• [Stated problem]
Copy all the entries below exactly, but not the pictures.

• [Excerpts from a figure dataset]
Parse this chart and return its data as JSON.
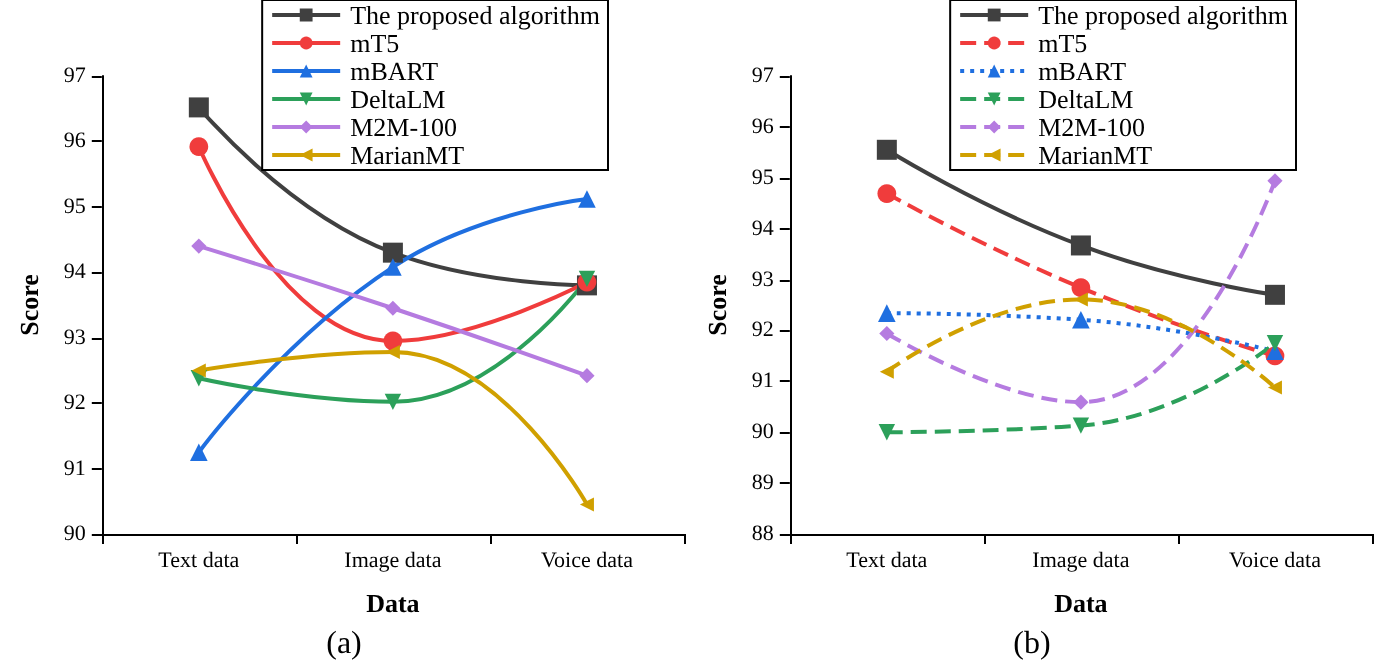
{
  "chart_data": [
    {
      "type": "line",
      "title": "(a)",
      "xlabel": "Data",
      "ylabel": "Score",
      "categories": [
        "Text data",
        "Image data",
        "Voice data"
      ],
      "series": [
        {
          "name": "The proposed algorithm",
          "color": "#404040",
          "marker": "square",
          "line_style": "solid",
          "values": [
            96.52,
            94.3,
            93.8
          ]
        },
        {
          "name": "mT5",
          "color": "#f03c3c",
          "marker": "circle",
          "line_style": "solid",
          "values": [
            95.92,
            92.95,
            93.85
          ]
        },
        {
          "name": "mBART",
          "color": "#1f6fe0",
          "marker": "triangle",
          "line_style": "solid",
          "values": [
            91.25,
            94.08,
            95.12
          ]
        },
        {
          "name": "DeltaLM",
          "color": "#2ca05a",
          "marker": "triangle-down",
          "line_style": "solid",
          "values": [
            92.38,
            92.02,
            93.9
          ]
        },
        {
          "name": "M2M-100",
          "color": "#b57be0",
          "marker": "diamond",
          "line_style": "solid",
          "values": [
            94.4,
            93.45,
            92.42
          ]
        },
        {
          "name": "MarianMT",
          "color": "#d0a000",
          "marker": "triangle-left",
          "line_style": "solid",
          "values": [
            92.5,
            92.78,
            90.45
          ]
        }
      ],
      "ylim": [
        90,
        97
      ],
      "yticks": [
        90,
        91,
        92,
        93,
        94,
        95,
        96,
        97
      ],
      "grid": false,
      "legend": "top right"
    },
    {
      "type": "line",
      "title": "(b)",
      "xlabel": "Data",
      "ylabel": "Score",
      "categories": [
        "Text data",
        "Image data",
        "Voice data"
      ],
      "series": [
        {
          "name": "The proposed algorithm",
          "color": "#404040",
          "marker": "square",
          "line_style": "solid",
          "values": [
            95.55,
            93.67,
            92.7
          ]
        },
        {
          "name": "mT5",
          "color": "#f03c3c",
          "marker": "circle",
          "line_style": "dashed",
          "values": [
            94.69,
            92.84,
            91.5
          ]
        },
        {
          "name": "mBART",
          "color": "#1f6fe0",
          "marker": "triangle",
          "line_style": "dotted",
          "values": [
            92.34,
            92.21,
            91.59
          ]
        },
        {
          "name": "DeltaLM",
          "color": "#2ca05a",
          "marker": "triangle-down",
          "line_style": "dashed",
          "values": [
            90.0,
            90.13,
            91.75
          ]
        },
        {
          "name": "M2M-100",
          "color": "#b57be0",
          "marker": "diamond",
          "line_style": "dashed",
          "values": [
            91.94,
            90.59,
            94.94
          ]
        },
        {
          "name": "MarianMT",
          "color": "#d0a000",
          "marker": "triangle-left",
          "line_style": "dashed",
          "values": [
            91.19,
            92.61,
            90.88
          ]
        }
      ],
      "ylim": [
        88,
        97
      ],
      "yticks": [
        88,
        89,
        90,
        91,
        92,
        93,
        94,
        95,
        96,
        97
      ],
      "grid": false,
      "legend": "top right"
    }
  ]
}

• [Solution to the exercise]
Parse this chart and return its data as JSON.
{
  "chart_data": [
    {
      "type": "line",
      "title": "(a)",
      "xlabel": "Data",
      "ylabel": "Score",
      "categories": [
        "Text data",
        "Image data",
        "Voice data"
      ],
      "series": [
        {
          "name": "The proposed algorithm",
          "color": "#404040",
          "marker": "square",
          "line_style": "solid",
          "values": [
            96.52,
            94.3,
            93.8
          ]
        },
        {
          "name": "mT5",
          "color": "#f03c3c",
          "marker": "circle",
          "line_style": "solid",
          "values": [
            95.92,
            92.95,
            93.85
          ]
        },
        {
          "name": "mBART",
          "color": "#1f6fe0",
          "marker": "triangle",
          "line_style": "solid",
          "values": [
            91.25,
            94.08,
            95.12
          ]
        },
        {
          "name": "DeltaLM",
          "color": "#2ca05a",
          "marker": "triangle-down",
          "line_style": "solid",
          "values": [
            92.38,
            92.02,
            93.9
          ]
        },
        {
          "name": "M2M-100",
          "color": "#b57be0",
          "marker": "diamond",
          "line_style": "solid",
          "values": [
            94.4,
            93.45,
            92.42
          ]
        },
        {
          "name": "MarianMT",
          "color": "#d0a000",
          "marker": "triangle-left",
          "line_style": "solid",
          "values": [
            92.5,
            92.78,
            90.45
          ]
        }
      ],
      "ylim": [
        90,
        97
      ],
      "yticks": [
        90,
        91,
        92,
        93,
        94,
        95,
        96,
        97
      ],
      "grid": false,
      "legend": "top right"
    },
    {
      "type": "line",
      "title": "(b)",
      "xlabel": "Data",
      "ylabel": "Score",
      "categories": [
        "Text data",
        "Image data",
        "Voice data"
      ],
      "series": [
        {
          "name": "The proposed algorithm",
          "color": "#404040",
          "marker": "square",
          "line_style": "solid",
          "values": [
            95.55,
            93.67,
            92.7
          ]
        },
        {
          "name": "mT5",
          "color": "#f03c3c",
          "marker": "circle",
          "line_style": "dashed",
          "values": [
            94.69,
            92.84,
            91.5
          ]
        },
        {
          "name": "mBART",
          "color": "#1f6fe0",
          "marker": "triangle",
          "line_style": "dotted",
          "values": [
            92.34,
            92.21,
            91.59
          ]
        },
        {
          "name": "DeltaLM",
          "color": "#2ca05a",
          "marker": "triangle-down",
          "line_style": "dashed",
          "values": [
            90.0,
            90.13,
            91.75
          ]
        },
        {
          "name": "M2M-100",
          "color": "#b57be0",
          "marker": "diamond",
          "line_style": "dashed",
          "values": [
            91.94,
            90.59,
            94.94
          ]
        },
        {
          "name": "MarianMT",
          "color": "#d0a000",
          "marker": "triangle-left",
          "line_style": "dashed",
          "values": [
            91.19,
            92.61,
            90.88
          ]
        }
      ],
      "ylim": [
        88,
        97
      ],
      "yticks": [
        88,
        89,
        90,
        91,
        92,
        93,
        94,
        95,
        96,
        97
      ],
      "grid": false,
      "legend": "top right"
    }
  ]
}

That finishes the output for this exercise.